■ Required work: Pick out every line of the entries below where "arrow" occurs, and copy those lines.

■ Extracted data:
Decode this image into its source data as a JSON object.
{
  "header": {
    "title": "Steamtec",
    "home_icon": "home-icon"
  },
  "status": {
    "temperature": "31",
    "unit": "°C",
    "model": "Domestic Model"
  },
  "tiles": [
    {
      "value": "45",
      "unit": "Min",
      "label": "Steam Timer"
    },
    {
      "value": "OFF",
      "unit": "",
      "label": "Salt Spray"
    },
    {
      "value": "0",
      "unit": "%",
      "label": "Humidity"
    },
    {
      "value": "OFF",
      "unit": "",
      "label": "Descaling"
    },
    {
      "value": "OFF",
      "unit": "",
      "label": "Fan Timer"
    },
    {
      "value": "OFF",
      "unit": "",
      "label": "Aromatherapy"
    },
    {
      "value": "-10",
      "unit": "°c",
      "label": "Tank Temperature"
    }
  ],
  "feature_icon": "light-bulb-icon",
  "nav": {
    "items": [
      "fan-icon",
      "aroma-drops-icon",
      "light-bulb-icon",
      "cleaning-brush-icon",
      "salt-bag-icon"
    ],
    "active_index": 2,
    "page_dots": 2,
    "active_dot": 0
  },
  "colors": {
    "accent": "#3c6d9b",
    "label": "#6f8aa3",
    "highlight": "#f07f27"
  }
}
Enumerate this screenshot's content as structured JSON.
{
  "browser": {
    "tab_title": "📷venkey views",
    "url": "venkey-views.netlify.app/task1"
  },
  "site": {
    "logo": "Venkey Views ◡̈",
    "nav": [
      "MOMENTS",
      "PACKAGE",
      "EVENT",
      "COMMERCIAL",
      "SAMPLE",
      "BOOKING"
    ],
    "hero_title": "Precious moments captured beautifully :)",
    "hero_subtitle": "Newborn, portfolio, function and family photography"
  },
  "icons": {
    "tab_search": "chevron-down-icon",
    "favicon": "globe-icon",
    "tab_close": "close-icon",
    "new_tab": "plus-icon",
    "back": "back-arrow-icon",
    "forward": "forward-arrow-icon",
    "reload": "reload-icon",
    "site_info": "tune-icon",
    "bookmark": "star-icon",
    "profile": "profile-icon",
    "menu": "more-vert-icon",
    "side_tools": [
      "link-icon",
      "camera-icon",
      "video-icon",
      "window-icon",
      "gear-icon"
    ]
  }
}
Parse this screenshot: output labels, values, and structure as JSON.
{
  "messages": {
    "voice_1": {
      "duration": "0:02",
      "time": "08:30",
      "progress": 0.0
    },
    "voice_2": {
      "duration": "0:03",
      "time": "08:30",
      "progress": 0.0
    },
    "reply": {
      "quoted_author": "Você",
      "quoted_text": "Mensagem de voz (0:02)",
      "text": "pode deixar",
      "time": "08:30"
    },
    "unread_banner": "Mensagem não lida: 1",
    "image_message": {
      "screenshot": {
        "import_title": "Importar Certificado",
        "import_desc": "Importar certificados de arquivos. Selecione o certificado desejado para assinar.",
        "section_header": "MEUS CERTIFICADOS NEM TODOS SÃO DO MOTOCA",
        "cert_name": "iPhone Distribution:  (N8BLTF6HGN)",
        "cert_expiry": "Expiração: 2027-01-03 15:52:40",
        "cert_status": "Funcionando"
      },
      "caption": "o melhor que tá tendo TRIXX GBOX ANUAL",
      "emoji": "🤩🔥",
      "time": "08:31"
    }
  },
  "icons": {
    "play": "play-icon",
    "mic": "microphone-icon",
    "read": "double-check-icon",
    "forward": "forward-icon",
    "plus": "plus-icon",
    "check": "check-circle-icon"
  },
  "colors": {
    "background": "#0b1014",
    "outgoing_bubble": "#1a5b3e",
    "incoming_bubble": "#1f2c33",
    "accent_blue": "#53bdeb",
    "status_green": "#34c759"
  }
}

■ Result:
    "back": "back-arrow-icon",
    "forward": "forward-arrow-icon",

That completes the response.